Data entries
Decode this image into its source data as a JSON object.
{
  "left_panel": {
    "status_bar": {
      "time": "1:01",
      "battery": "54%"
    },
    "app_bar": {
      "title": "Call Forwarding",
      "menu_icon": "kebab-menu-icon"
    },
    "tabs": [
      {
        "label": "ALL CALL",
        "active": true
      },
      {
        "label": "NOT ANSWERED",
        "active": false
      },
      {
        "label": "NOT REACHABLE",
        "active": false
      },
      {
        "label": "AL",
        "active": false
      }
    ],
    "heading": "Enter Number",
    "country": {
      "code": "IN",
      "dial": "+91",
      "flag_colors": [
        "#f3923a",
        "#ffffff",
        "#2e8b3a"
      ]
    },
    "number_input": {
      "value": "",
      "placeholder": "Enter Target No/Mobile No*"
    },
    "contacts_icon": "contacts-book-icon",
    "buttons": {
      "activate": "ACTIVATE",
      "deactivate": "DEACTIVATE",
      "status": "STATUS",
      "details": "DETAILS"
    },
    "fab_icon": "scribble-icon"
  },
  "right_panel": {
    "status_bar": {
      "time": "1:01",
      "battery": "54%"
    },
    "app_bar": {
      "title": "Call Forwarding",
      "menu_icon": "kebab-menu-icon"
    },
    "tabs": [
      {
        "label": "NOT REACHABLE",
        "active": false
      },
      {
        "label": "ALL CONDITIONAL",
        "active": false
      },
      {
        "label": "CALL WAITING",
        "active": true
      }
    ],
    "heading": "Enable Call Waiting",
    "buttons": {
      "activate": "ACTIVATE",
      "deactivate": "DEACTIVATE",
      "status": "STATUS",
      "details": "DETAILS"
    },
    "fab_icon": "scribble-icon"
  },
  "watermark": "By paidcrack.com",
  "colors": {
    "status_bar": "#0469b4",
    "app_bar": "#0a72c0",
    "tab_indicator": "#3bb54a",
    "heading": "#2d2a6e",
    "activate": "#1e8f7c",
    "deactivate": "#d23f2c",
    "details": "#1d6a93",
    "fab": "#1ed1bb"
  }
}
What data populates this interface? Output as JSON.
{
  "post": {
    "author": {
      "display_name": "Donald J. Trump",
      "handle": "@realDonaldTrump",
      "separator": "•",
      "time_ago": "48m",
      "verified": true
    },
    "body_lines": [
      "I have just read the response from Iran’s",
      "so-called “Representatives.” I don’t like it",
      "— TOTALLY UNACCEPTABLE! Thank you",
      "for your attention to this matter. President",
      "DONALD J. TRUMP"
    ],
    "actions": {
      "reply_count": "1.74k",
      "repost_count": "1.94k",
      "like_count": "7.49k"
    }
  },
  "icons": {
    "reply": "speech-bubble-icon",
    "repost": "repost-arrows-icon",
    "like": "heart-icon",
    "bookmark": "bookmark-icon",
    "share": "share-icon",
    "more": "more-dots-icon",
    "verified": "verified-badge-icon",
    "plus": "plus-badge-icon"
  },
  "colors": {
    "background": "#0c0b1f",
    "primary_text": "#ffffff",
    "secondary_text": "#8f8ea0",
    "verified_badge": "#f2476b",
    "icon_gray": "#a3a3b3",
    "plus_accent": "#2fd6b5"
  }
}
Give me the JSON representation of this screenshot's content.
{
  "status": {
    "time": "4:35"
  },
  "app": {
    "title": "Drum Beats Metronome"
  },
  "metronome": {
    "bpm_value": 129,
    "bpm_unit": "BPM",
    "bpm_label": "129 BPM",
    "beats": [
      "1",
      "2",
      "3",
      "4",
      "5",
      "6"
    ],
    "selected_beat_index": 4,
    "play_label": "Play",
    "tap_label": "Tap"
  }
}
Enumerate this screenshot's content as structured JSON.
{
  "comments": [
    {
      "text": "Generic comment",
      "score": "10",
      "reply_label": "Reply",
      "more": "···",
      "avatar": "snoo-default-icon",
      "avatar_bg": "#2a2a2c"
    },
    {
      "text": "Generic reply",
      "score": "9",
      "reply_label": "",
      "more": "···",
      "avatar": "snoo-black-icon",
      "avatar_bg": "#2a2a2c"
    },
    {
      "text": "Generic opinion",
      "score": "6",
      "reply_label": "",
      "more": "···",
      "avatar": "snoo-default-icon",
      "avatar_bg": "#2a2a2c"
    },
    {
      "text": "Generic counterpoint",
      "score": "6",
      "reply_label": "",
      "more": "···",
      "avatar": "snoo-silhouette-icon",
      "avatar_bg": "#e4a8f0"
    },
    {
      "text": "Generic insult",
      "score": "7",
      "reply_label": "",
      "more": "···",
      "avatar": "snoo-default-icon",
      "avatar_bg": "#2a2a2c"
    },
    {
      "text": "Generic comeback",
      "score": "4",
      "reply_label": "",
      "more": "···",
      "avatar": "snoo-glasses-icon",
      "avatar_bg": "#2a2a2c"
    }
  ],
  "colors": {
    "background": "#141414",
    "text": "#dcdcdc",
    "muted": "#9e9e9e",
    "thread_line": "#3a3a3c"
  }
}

# Exercise prompt:
Copy out exactly the lines running from the line with "Give me the" to the end of the records, inclusive.

# Task answer:
Give me the JSON representation of this screenshot's content.
{
  "status": {
    "time": "4:35"
  },
  "app": {
    "title": "Drum Beats Metronome"
  },
  "metronome": {
    "bpm_value": 129,
    "bpm_unit": "BPM",
    "bpm_label": "129 BPM",
    "beats": [
      "1",
      "2",
      "3",
      "4",
      "5",
      "6"
    ],
    "selected_beat_index": 4,
    "play_label": "Play",
    "tap_label": "Tap"
  }
}
Enumerate this screenshot's content as structured JSON.
{
  "comments": [
    {
      "text": "Generic comment",
      "score": "10",
      "reply_label": "Reply",
      "more": "···",
      "avatar": "snoo-default-icon",
      "avatar_bg": "#2a2a2c"
    },
    {
      "text": "Generic reply",
      "score": "9",
      "reply_label": "",
      "more": "···",
      "avatar": "snoo-black-icon",
      "avatar_bg": "#2a2a2c"
    },
    {
      "text": "Generic opinion",
      "score": "6",
      "reply_label": "",
      "more": "···",
      "avatar": "snoo-default-icon",
      "avatar_bg": "#2a2a2c"
    },
    {
      "text": "Generic counterpoint",
      "score": "6",
      "reply_label": "",
      "more": "···",
      "avatar": "snoo-silhouette-icon",
      "avatar_bg": "#e4a8f0"
    },
    {
      "text": "Generic insult",
      "score": "7",
      "reply_label": "",
      "more": "···",
      "avatar": "snoo-default-icon",
      "avatar_bg": "#2a2a2c"
    },
    {
      "text": "Generic comeback",
      "score": "4",
      "reply_label": "",
      "more": "···",
      "avatar": "snoo-glasses-icon",
      "avatar_bg": "#2a2a2c"
    }
  ],
  "colors": {
    "background": "#141414",
    "text": "#dcdcdc",
    "muted": "#9e9e9e",
    "thread_line": "#3a3a3c"
  }
}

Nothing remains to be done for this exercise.